(Extracted data entries)
|---|

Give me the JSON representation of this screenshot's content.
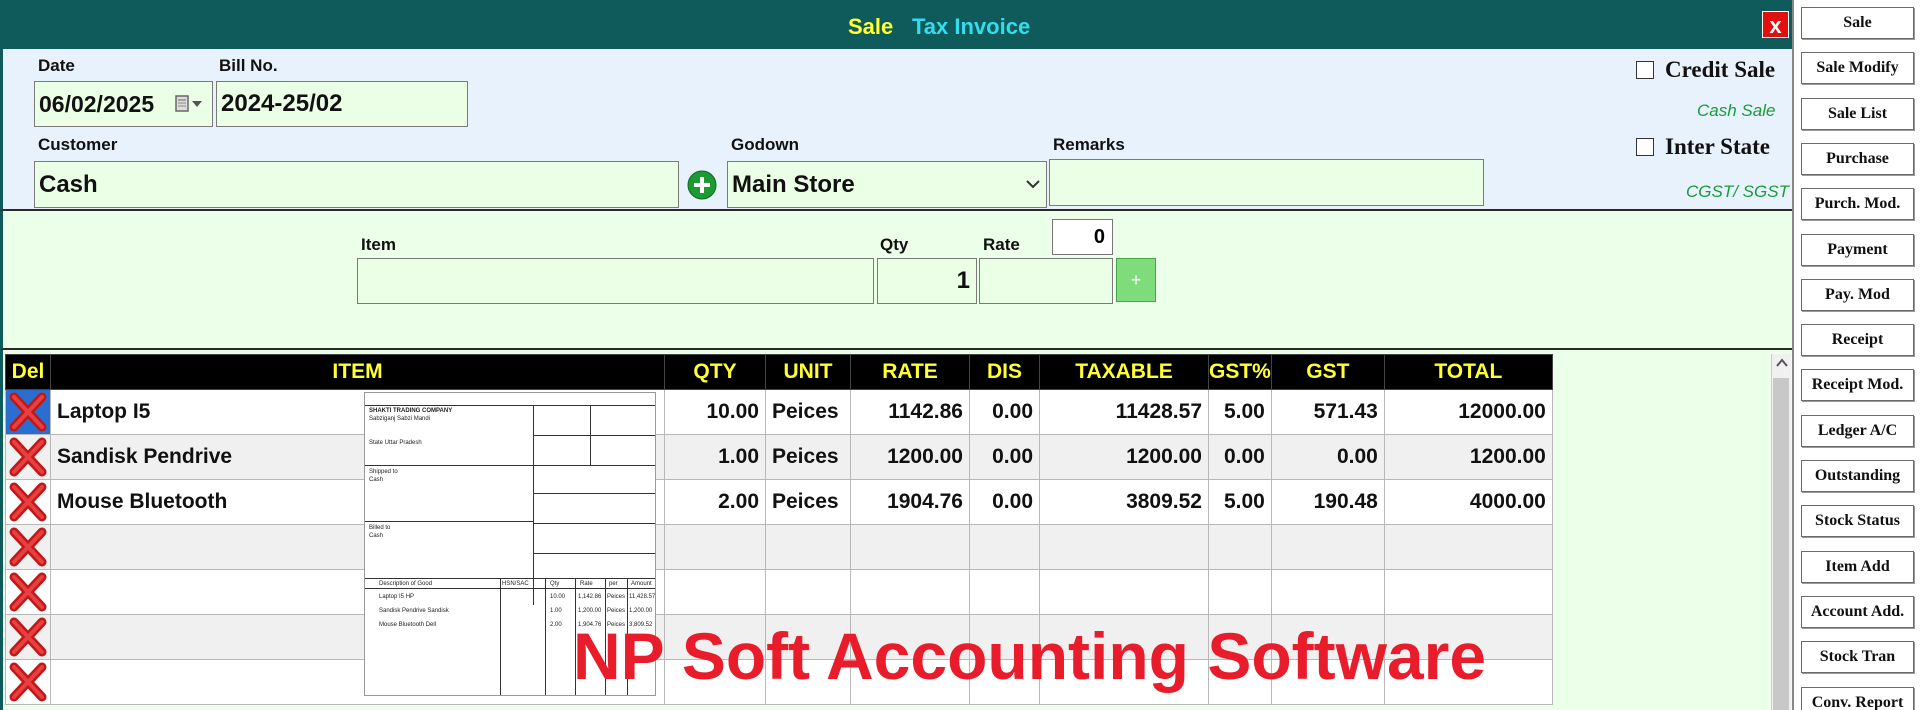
{
  "title": {
    "sale": "Sale",
    "tax_invoice": "Tax Invoice",
    "close": "x"
  },
  "header": {
    "date_label": "Date",
    "date_value": "06/02/2025",
    "bill_label": "Bill No.",
    "bill_value": "2024-25/02",
    "customer_label": "Customer",
    "customer_value": "Cash",
    "godown_label": "Godown",
    "godown_value": "Main Store",
    "remarks_label": "Remarks",
    "remarks_value": "",
    "credit_sale_label": "Credit Sale",
    "credit_sale_checked": false,
    "cash_sale_text": "Cash Sale",
    "inter_state_label": "Inter State",
    "inter_state_checked": false,
    "cgst_sgst_text": "CGST/ SGST"
  },
  "entry": {
    "item_label": "Item",
    "item_value": "",
    "qty_label": "Qty",
    "qty_value": "1",
    "rate_label": "Rate",
    "rate_value": "",
    "rate_extra_value": "0",
    "add_button": "+"
  },
  "grid": {
    "columns": [
      "Del",
      "ITEM",
      "QTY",
      "UNIT",
      "RATE",
      "DIS",
      "TAXABLE",
      "GST%",
      "GST",
      "TOTAL"
    ],
    "rows": [
      {
        "item": "Laptop I5",
        "qty": "10.00",
        "unit": "Peices",
        "rate": "1142.86",
        "dis": "0.00",
        "taxable": "11428.57",
        "gstp": "5.00",
        "gst": "571.43",
        "total": "12000.00"
      },
      {
        "item": "Sandisk Pendrive",
        "qty": "1.00",
        "unit": "Peices",
        "rate": "1200.00",
        "dis": "0.00",
        "taxable": "1200.00",
        "gstp": "0.00",
        "gst": "0.00",
        "total": "1200.00"
      },
      {
        "item": "Mouse Bluetooth",
        "qty": "2.00",
        "unit": "Peices",
        "rate": "1904.76",
        "dis": "0.00",
        "taxable": "3809.52",
        "gstp": "5.00",
        "gst": "190.48",
        "total": "4000.00"
      },
      {
        "item": "",
        "qty": "",
        "unit": "",
        "rate": "",
        "dis": "",
        "taxable": "",
        "gstp": "",
        "gst": "",
        "total": ""
      },
      {
        "item": "",
        "qty": "",
        "unit": "",
        "rate": "",
        "dis": "",
        "taxable": "",
        "gstp": "",
        "gst": "",
        "total": ""
      },
      {
        "item": "",
        "qty": "",
        "unit": "",
        "rate": "",
        "dis": "",
        "taxable": "",
        "gstp": "",
        "gst": "",
        "total": ""
      },
      {
        "item": "",
        "qty": "",
        "unit": "",
        "rate": "",
        "dis": "",
        "taxable": "",
        "gstp": "",
        "gst": "",
        "total": ""
      }
    ]
  },
  "side_menu": [
    "Sale",
    "Sale Modify",
    "Sale List",
    "Purchase",
    "Purch. Mod.",
    "Payment",
    "Pay. Mod",
    "Receipt",
    "Receipt Mod.",
    "Ledger A/C",
    "Outstanding",
    "Stock Status",
    "Item Add",
    "Account Add.",
    "Stock Tran",
    "Conv. Report"
  ],
  "invoice_preview": {
    "company": "SHAKTI TRADING COMPANY",
    "address": "Sabziganj Sabzi Mandi",
    "state_line": "State Uttar Pradesh",
    "shipped_to": "Shipped to",
    "billed_to": "Billed to",
    "cash": "Cash",
    "table_head": [
      "Description of Good",
      "HSN/SAC",
      "Qty",
      "Rate",
      "per",
      "Amount"
    ],
    "lines": [
      [
        "Laptop I5 HP",
        "10.00",
        "1,142.86",
        "Peices",
        "11,428.57"
      ],
      [
        "Sandisk Pendrive Sandisk",
        "1.00",
        "1,200.00",
        "Peices",
        "1,200.00"
      ],
      [
        "Mouse Bluetooth Dell",
        "2.00",
        "1,904.76",
        "Peices",
        "3,809.52"
      ]
    ]
  },
  "watermark": "NP Soft Accounting Software",
  "colors": {
    "titlebar": "#0f5a5a",
    "header_bg": "#e8f2fd",
    "entry_bg": "#ebffe9",
    "field_bg": "#eaffe6",
    "accent_red": "#e81c2a"
  }
}
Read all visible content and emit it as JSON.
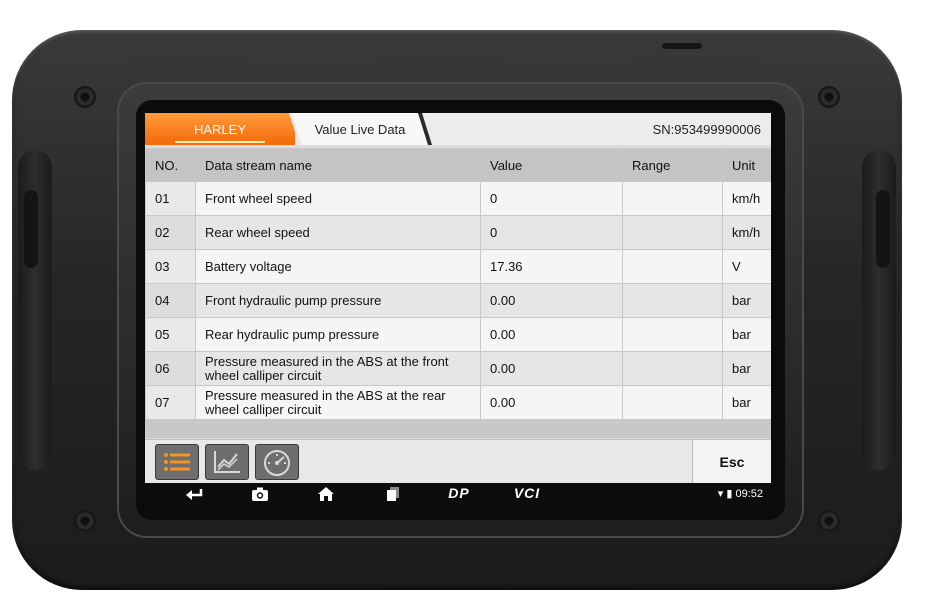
{
  "header": {
    "active_tab": "HARLEY",
    "second_tab": "Value Live Data",
    "serial": "SN:953499990006"
  },
  "table": {
    "columns": [
      "NO.",
      "Data stream name",
      "Value",
      "Range",
      "Unit"
    ],
    "rows": [
      {
        "no": "01",
        "name": "Front wheel speed",
        "value": "0",
        "range": "",
        "unit": "km/h"
      },
      {
        "no": "02",
        "name": "Rear wheel speed",
        "value": "0",
        "range": "",
        "unit": "km/h"
      },
      {
        "no": "03",
        "name": "Battery voltage",
        "value": "17.36",
        "range": "",
        "unit": "V"
      },
      {
        "no": "04",
        "name": "Front hydraulic pump pressure",
        "value": "0.00",
        "range": "",
        "unit": "bar"
      },
      {
        "no": "05",
        "name": "Rear hydraulic pump pressure",
        "value": "0.00",
        "range": "",
        "unit": "bar"
      },
      {
        "no": "06",
        "name": "Pressure measured in the ABS at the front wheel calliper circuit",
        "value": "0.00",
        "range": "",
        "unit": "bar"
      },
      {
        "no": "07",
        "name": "Pressure measured in the ABS at the rear wheel calliper circuit",
        "value": "0.00",
        "range": "",
        "unit": "bar"
      }
    ]
  },
  "toolbar": {
    "buttons": [
      {
        "icon": "list-icon",
        "active": true
      },
      {
        "icon": "graph-icon",
        "active": false
      },
      {
        "icon": "gauge-icon",
        "active": false
      }
    ],
    "esc_label": "Esc"
  },
  "nav": {
    "dp_label": "DP",
    "vci_label": "VCI",
    "time": "09:52"
  },
  "colors": {
    "accent": "#f26a0b",
    "icon_active": "#f7931e",
    "icon_inactive": "#d9d9d9"
  }
}
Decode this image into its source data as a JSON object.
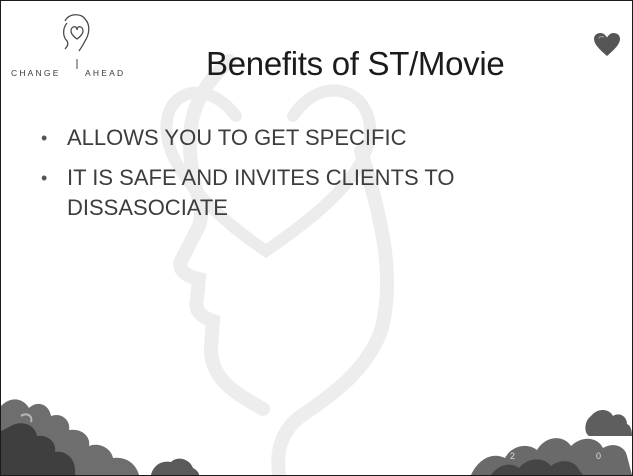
{
  "logo": {
    "left_text": "CHANGE",
    "right_text": "AHEAD",
    "icon": "head-with-heart-icon"
  },
  "title": "Benefits of ST/Movie",
  "bullets": [
    "ALLOWS YOU TO GET SPECIFIC",
    "IT IS SAFE AND INVITES CLIENTS TO DISSASOCIATE"
  ],
  "decorations": {
    "corner_icon": "heart-icon",
    "watermark": "head-with-heart-watermark",
    "bottom_art": "soft-cloud-clusters"
  },
  "page_number": {
    "left": "2",
    "right": "0"
  },
  "colors": {
    "title": "#1b1b1b",
    "body_text": "#3d3d3d",
    "watermark": "#ededed",
    "heart": "#555555"
  }
}
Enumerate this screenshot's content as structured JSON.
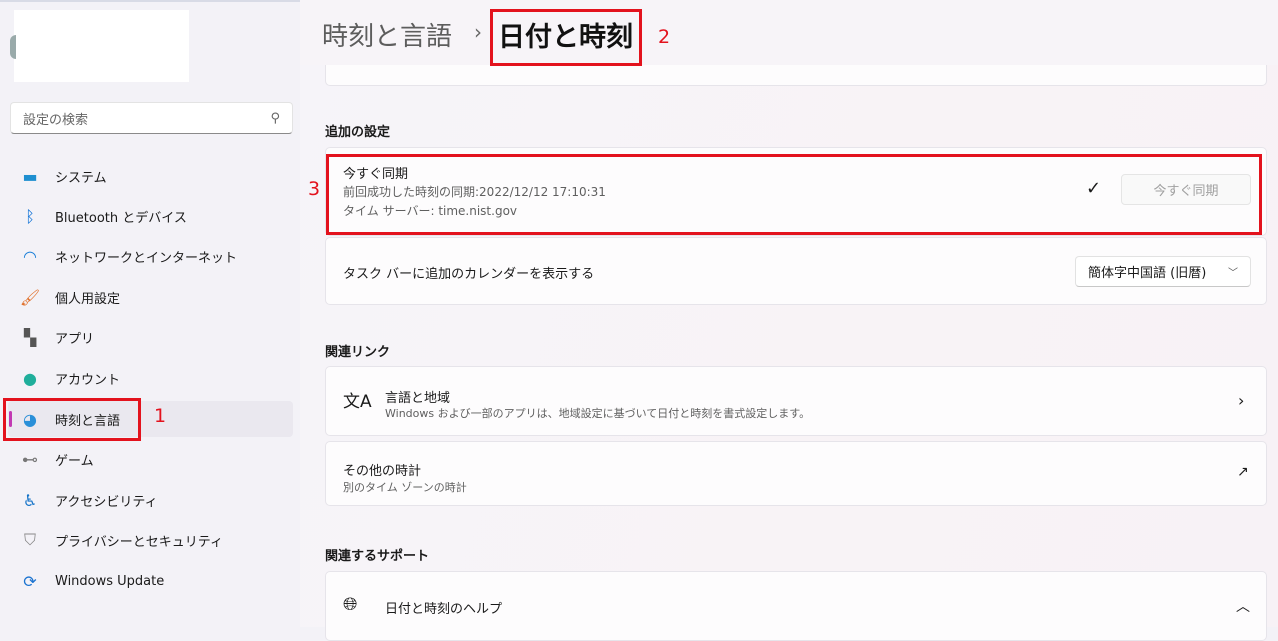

|---|

**STATED GOAL**. Output the data exactly. Pictures don't belong in the result.

**FINISHED ANSWER**.
Give me the JSON representation of this screenshot's content.
{
  "title": {
    "sale": "Sale",
    "tax_invoice": "Tax Invoice",
    "close": "x"
  },
  "header": {
    "date_label": "Date",
    "date_value": "06/02/2025",
    "bill_label": "Bill No.",
    "bill_value": "2024-25/02",
    "customer_label": "Customer",
    "customer_value": "Cash",
    "godown_label": "Godown",
    "godown_value": "Main Store",
    "remarks_label": "Remarks",
    "remarks_value": "",
    "credit_sale_label": "Credit Sale",
    "credit_sale_checked": false,
    "cash_sale_text": "Cash Sale",
    "inter_state_label": "Inter State",
    "inter_state_checked": false,
    "cgst_sgst_text": "CGST/ SGST"
  },
  "entry": {
    "item_label": "Item",
    "item_value": "",
    "qty_label": "Qty",
    "qty_value": "1",
    "rate_label": "Rate",
    "rate_value": "",
    "rate_extra_value": "0",
    "add_button": "+"
  },
  "grid": {
    "columns": [
      "Del",
      "ITEM",
      "QTY",
      "UNIT",
      "RATE",
      "DIS",
      "TAXABLE",
      "GST%",
      "GST",
      "TOTAL"
    ],
    "rows": [
      {
        "item": "Laptop I5",
        "qty": "10.00",
        "unit": "Peices",
        "rate": "1142.86",
        "dis": "0.00",
        "taxable": "11428.57",
        "gstp": "5.00",
        "gst": "571.43",
        "total": "12000.00"
      },
      {
        "item": "Sandisk Pendrive",
        "qty": "1.00",
        "unit": "Peices",
        "rate": "1200.00",
        "dis": "0.00",
        "taxable": "1200.00",
        "gstp": "0.00",
        "gst": "0.00",
        "total": "1200.00"
      },
      {
        "item": "Mouse Bluetooth",
        "qty": "2.00",
        "unit": "Peices",
        "rate": "1904.76",
        "dis": "0.00",
        "taxable": "3809.52",
        "gstp": "5.00",
        "gst": "190.48",
        "total": "4000.00"
      },
      {
        "item": "",
        "qty": "",
        "unit": "",
        "rate": "",
        "dis": "",
        "taxable": "",
        "gstp": "",
        "gst": "",
        "total": ""
      },
      {
        "item": "",
        "qty": "",
        "unit": "",
        "rate": "",
        "dis": "",
        "taxable": "",
        "gstp": "",
        "gst": "",
        "total": ""
      },
      {
        "item": "",
        "qty": "",
        "unit": "",
        "rate": "",
        "dis": "",
        "taxable": "",
        "gstp": "",
        "gst": "",
        "total": ""
      },
      {
        "item": "",
        "qty": "",
        "unit": "",
        "rate": "",
        "dis": "",
        "taxable": "",
        "gstp": "",
        "gst": "",
        "total": ""
      }
    ]
  },
  "side_menu": [
    "Sale",
    "Sale Modify",
    "Sale List",
    "Purchase",
    "Purch. Mod.",
    "Payment",
    "Pay. Mod",
    "Receipt",
    "Receipt Mod.",
    "Ledger A/C",
    "Outstanding",
    "Stock Status",
    "Item Add",
    "Account Add.",
    "Stock Tran",
    "Conv. Report"
  ],
  "invoice_preview": {
    "company": "SHAKTI TRADING COMPANY",
    "address": "Sabziganj Sabzi Mandi",
    "state_line": "State Uttar Pradesh",
    "shipped_to": "Shipped to",
    "billed_to": "Billed to",
    "cash": "Cash",
    "table_head": [
      "Description of Good",
      "HSN/SAC",
      "Qty",
      "Rate",
      "per",
      "Amount"
    ],
    "lines": [
      [
        "Laptop I5 HP",
        "10.00",
        "1,142.86",
        "Peices",
        "11,428.57"
      ],
      [
        "Sandisk Pendrive Sandisk",
        "1.00",
        "1,200.00",
        "Peices",
        "1,200.00"
      ],
      [
        "Mouse Bluetooth Dell",
        "2.00",
        "1,904.76",
        "Peices",
        "3,809.52"
      ]
    ]
  },
  "watermark": "NP Soft Accounting Software",
  "colors": {
    "titlebar": "#0f5a5a",
    "header_bg": "#e8f2fd",
    "entry_bg": "#ebffe9",
    "field_bg": "#eaffe6",
    "accent_red": "#e81c2a"
  }
}
Read all visible content and emit it as JSON.
{
  "header": {
    "active_tab": "HARLEY",
    "second_tab": "Value Live Data",
    "serial": "SN:953499990006"
  },
  "table": {
    "columns": [
      "NO.",
      "Data stream name",
      "Value",
      "Range",
      "Unit"
    ],
    "rows": [
      {
        "no": "01",
        "name": "Front wheel speed",
        "value": "0",
        "range": "",
        "unit": "km/h"
      },
      {
        "no": "02",
        "name": "Rear wheel speed",
        "value": "0",
        "range": "",
        "unit": "km/h"
      },
      {
        "no": "03",
        "name": "Battery voltage",
        "value": "17.36",
        "range": "",
        "unit": "V"
      },
      {
        "no": "04",
        "name": "Front hydraulic pump pressure",
        "value": "0.00",
        "range": "",
        "unit": "bar"
      },
      {
        "no": "05",
        "name": "Rear hydraulic pump pressure",
        "value": "0.00",
        "range": "",
        "unit": "bar"
      },
      {
        "no": "06",
        "name": "Pressure measured in the ABS at the front wheel calliper circuit",
        "value": "0.00",
        "range": "",
        "unit": "bar"
      },
      {
        "no": "07",
        "name": "Pressure measured in the ABS at the rear wheel calliper circuit",
        "value": "0.00",
        "range": "",
        "unit": "bar"
      }
    ]
  },
  "toolbar": {
    "buttons": [
      {
        "icon": "list-icon",
        "active": true
      },
      {
        "icon": "graph-icon",
        "active": false
      },
      {
        "icon": "gauge-icon",
        "active": false
      }
    ],
    "esc_label": "Esc"
  },
  "nav": {
    "dp_label": "DP",
    "vci_label": "VCI",
    "time": "09:52"
  },
  "colors": {
    "accent": "#f26a0b",
    "icon_active": "#f7931e",
    "icon_inactive": "#d9d9d9"
  }
}
Decode this image into its source data as a JSON object.
{
  "logo": {
    "left_text": "CHANGE",
    "right_text": "AHEAD",
    "icon": "head-with-heart-icon"
  },
  "title": "Benefits of ST/Movie",
  "bullets": [
    "ALLOWS YOU TO GET SPECIFIC",
    "IT IS SAFE AND INVITES CLIENTS TO DISSASOCIATE"
  ],
  "decorations": {
    "corner_icon": "heart-icon",
    "watermark": "head-with-heart-watermark",
    "bottom_art": "soft-cloud-clusters"
  },
  "page_number": {
    "left": "2",
    "right": "0"
  },
  "colors": {
    "title": "#1b1b1b",
    "body_text": "#3d3d3d",
    "watermark": "#ededed",
    "heart": "#555555"
  }
}
Enumerate this screenshot's content as structured JSON.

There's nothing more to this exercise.